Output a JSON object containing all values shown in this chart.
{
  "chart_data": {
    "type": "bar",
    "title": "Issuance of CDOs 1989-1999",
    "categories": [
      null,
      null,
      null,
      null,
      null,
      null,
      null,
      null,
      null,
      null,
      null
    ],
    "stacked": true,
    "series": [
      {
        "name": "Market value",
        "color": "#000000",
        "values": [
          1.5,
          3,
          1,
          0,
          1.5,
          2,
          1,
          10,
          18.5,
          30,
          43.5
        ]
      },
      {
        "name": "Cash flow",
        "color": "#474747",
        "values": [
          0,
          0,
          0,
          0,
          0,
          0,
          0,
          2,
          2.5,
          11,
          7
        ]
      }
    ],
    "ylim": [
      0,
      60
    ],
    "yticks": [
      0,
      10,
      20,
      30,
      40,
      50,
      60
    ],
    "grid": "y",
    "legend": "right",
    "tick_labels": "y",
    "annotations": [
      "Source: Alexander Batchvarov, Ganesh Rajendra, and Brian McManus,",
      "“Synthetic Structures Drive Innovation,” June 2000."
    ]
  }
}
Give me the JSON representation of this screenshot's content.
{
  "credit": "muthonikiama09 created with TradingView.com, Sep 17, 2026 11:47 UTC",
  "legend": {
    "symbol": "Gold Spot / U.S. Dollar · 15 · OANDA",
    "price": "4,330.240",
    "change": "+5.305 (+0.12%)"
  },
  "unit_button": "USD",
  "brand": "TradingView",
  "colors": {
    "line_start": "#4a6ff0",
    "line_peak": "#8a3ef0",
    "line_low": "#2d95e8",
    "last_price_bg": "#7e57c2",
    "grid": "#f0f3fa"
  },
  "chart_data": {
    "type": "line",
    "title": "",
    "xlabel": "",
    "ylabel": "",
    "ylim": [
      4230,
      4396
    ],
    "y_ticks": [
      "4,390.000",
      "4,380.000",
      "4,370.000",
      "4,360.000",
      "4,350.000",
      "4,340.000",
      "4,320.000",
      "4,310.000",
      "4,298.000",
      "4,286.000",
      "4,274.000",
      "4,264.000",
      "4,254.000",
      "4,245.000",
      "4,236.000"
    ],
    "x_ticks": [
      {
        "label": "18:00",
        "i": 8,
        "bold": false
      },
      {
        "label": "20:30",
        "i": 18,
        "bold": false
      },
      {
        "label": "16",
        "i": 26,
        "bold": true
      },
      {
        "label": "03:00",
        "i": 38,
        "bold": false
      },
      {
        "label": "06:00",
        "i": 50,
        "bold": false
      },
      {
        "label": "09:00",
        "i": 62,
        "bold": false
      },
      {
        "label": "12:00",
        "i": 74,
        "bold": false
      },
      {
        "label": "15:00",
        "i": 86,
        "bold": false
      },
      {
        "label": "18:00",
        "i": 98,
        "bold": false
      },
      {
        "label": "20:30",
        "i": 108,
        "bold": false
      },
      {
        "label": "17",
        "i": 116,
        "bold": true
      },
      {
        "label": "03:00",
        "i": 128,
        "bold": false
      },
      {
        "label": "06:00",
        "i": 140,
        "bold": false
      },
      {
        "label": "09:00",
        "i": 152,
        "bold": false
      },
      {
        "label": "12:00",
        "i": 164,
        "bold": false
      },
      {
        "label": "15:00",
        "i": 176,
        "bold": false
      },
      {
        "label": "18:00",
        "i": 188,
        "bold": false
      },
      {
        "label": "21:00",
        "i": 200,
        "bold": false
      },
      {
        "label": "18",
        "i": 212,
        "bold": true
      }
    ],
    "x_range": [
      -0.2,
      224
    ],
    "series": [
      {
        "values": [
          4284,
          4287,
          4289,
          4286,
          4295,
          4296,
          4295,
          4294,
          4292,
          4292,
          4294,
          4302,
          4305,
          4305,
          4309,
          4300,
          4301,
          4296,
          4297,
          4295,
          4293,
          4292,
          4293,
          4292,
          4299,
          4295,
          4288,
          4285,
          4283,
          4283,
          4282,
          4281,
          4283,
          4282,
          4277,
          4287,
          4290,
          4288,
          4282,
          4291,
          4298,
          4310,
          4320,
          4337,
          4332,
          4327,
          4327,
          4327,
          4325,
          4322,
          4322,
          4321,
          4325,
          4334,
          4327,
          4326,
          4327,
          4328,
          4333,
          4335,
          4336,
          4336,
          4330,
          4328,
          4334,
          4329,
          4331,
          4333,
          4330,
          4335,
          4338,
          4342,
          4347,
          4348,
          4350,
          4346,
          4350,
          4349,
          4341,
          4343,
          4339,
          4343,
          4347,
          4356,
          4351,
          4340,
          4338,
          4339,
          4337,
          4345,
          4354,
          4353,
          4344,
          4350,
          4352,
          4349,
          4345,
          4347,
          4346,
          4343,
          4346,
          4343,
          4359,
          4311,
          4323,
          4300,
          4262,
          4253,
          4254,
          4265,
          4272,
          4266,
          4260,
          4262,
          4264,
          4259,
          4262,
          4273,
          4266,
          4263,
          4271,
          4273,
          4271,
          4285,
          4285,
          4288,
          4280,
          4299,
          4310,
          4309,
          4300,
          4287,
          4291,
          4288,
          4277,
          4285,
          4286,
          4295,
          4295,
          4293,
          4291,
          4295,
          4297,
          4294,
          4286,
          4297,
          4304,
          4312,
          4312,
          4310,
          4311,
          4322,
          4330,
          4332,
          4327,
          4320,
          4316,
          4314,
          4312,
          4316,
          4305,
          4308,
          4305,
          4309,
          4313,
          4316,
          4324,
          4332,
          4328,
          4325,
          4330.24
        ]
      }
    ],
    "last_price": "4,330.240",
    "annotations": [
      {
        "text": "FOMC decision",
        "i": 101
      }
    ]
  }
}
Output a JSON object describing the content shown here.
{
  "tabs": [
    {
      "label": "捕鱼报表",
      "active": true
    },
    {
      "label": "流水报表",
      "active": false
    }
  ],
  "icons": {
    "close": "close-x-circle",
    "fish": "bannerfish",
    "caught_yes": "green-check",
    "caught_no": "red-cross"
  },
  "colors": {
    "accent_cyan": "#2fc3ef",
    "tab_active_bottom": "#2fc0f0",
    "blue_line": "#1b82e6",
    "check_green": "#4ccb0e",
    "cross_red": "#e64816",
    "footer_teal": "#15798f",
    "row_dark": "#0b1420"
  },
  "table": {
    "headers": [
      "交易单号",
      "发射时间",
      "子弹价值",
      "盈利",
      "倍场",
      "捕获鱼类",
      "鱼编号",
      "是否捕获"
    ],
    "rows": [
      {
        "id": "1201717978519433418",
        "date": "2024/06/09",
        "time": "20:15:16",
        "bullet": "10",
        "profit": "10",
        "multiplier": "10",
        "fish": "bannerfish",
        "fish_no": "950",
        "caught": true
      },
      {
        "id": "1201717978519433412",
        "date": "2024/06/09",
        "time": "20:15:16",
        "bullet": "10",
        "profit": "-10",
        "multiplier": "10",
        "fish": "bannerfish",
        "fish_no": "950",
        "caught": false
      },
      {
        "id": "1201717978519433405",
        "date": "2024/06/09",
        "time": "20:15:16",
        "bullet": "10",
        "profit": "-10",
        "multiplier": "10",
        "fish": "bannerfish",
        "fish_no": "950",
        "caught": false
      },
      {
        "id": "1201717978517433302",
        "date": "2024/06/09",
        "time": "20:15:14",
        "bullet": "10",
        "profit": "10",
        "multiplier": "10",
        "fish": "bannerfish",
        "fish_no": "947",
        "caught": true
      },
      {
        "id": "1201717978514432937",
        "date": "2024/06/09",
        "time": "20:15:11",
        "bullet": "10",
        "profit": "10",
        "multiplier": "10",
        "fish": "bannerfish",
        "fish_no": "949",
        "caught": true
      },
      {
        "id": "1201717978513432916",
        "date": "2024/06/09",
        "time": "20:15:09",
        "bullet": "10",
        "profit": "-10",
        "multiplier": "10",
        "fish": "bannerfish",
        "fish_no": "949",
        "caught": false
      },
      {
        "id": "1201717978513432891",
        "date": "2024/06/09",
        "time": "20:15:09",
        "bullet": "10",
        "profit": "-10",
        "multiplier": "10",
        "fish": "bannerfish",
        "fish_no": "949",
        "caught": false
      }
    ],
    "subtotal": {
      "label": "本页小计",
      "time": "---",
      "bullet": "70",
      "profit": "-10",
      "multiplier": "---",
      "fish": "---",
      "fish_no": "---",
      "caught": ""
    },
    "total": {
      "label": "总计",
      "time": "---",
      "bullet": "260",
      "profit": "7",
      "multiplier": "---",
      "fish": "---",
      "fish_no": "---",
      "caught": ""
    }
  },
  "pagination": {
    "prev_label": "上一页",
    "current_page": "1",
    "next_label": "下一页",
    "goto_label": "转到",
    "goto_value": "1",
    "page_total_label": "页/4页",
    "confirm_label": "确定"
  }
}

TASK STATEMENT – From the entries above, copy each line holding "object".

RESPONSE FOR THIS EXERCISE –
Output a JSON object containing all values shown in this chart.
Output a JSON object describing the content shown here.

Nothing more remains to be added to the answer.